PROMPT - Reproduce every record below exactly as written, but leave out any pictures.
>> Begin RECORDS TO USE
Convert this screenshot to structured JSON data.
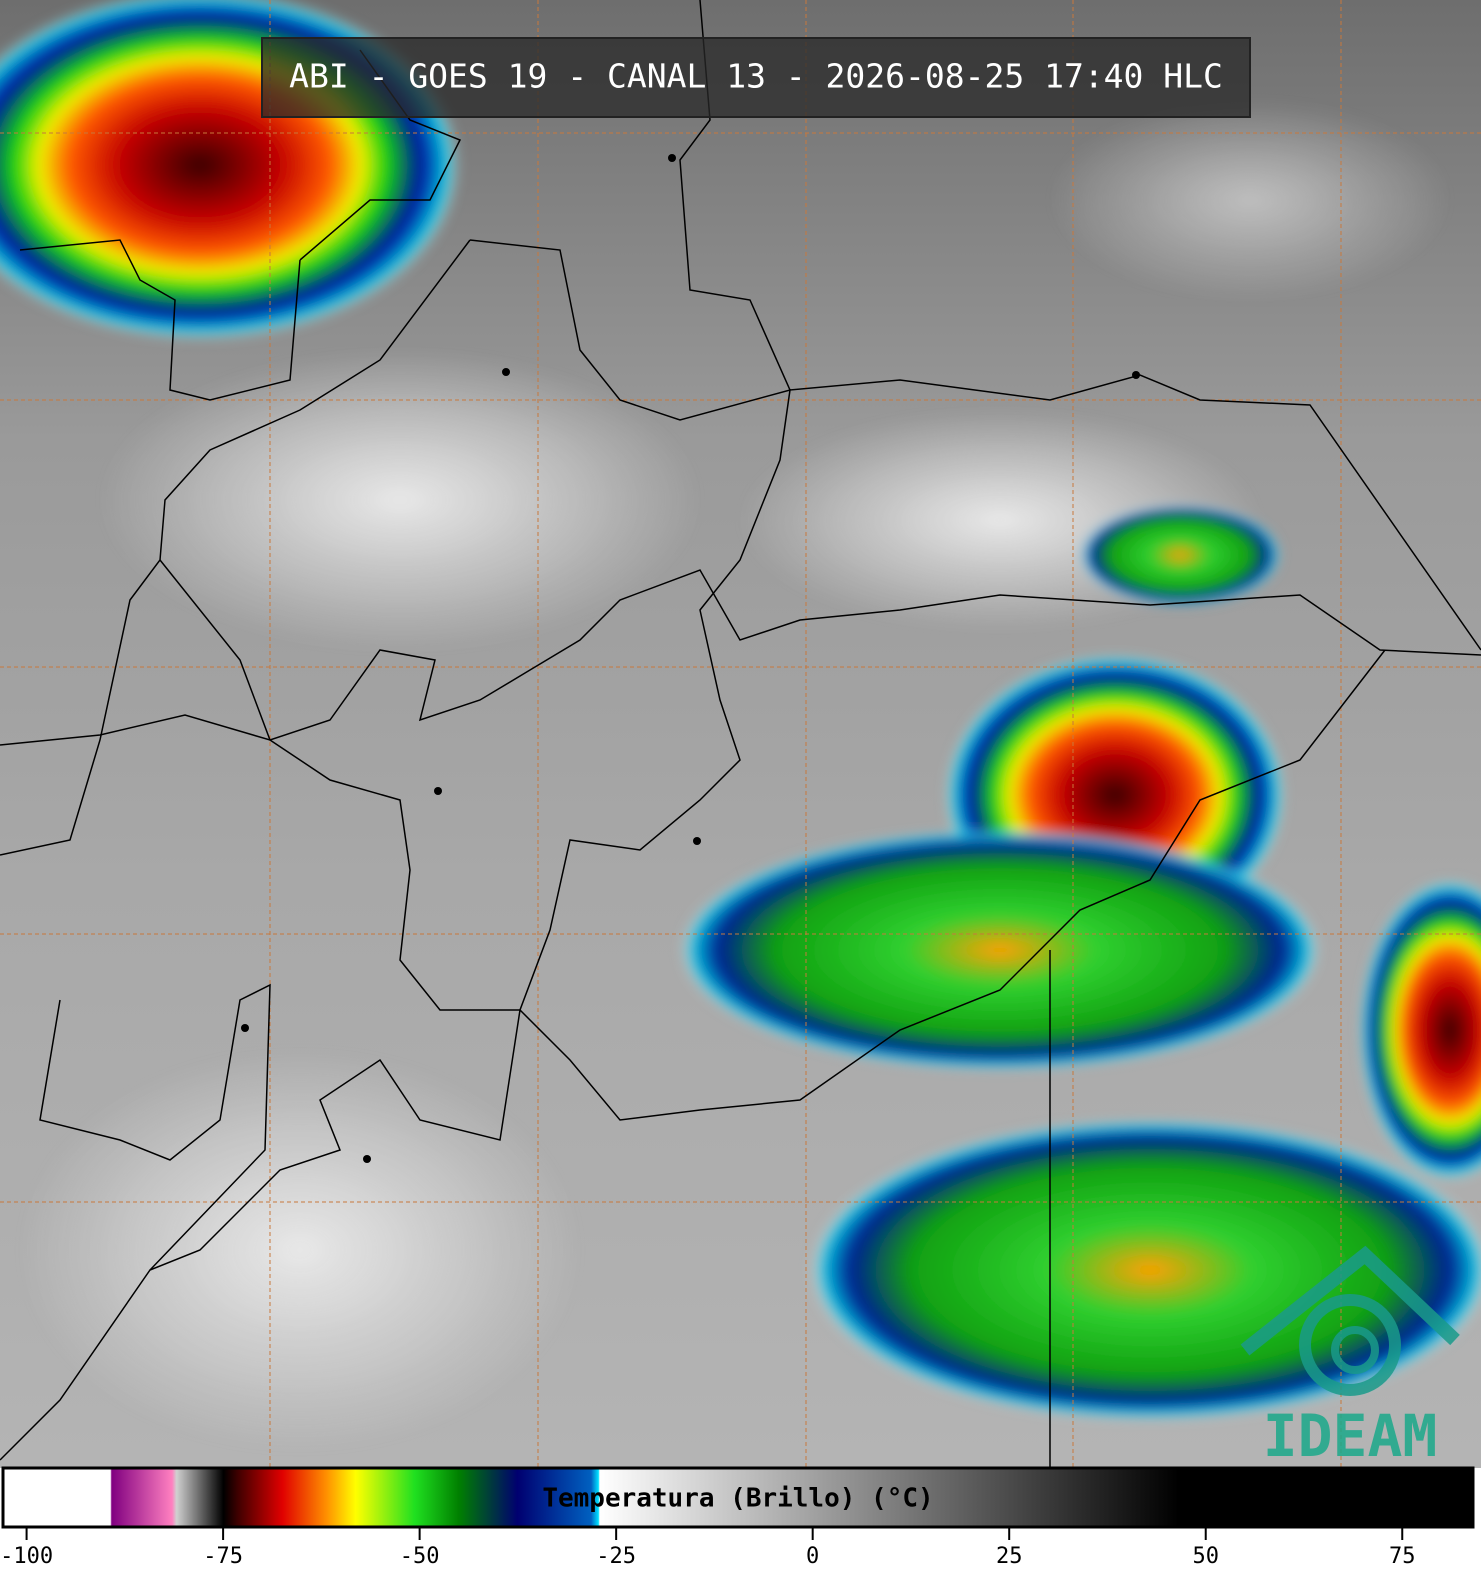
{
  "title": "ABI - GOES 19 - CANAL 13 - 2026-08-25 17:40 HLC",
  "colorbar": {
    "label": "Temperatura (Brillo) (°C)",
    "lim": [
      -103,
      84
    ],
    "ticks": [
      -100,
      -75,
      -50,
      -25,
      0,
      25,
      50,
      75
    ]
  },
  "logo": "IDEAM"
}
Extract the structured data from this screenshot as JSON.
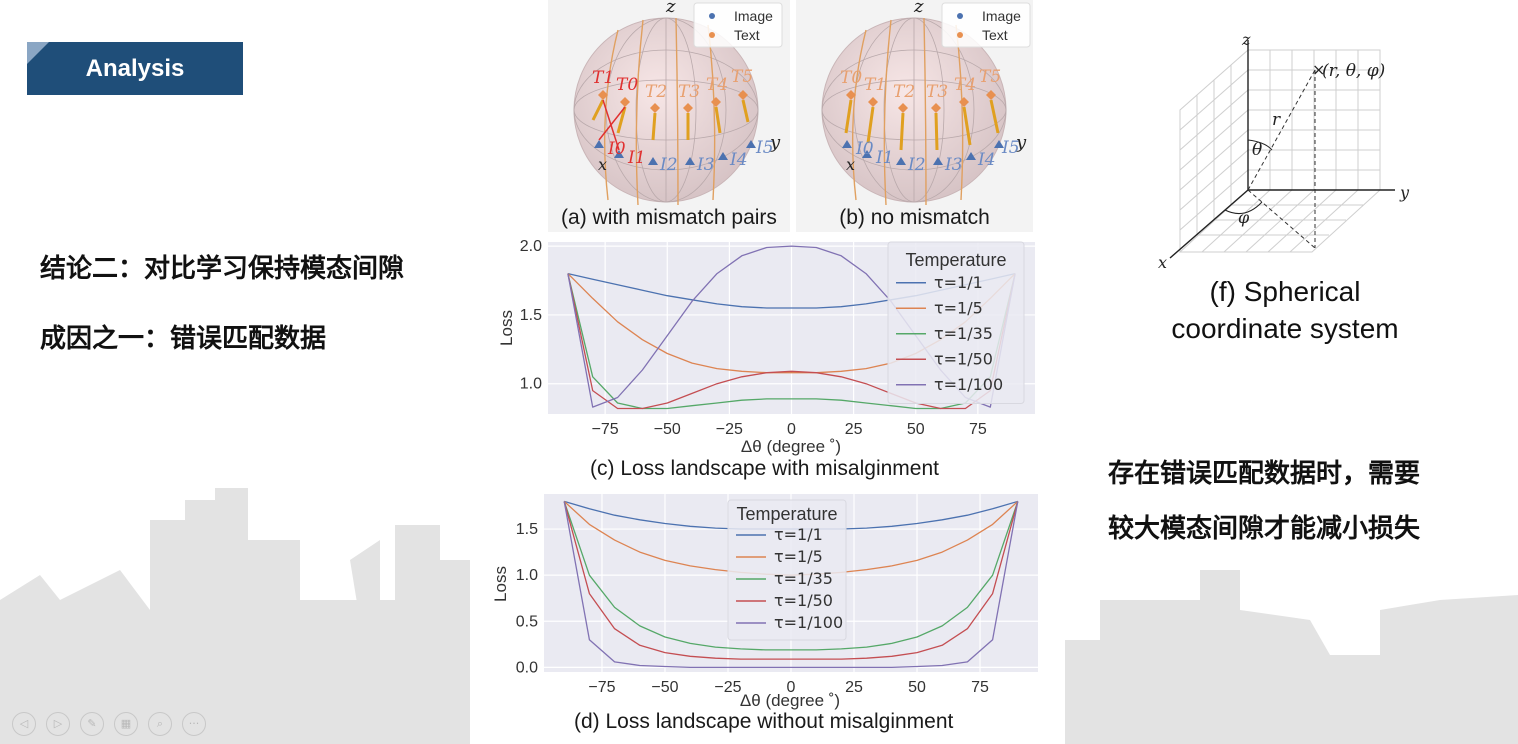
>> End RECORDS TO USE
FINISHED TASK -
Convert this screenshot to structured JSON data.
{
  "title": "ABI - GOES 19 - CANAL 13 - 2026-08-25 17:40 HLC",
  "colorbar": {
    "label": "Temperatura (Brillo) (°C)",
    "lim": [
      -103,
      84
    ],
    "ticks": [
      -100,
      -75,
      -50,
      -25,
      0,
      25,
      50,
      75
    ]
  },
  "logo": "IDEAM"
}
Extract the structured data from this screenshot as JSON.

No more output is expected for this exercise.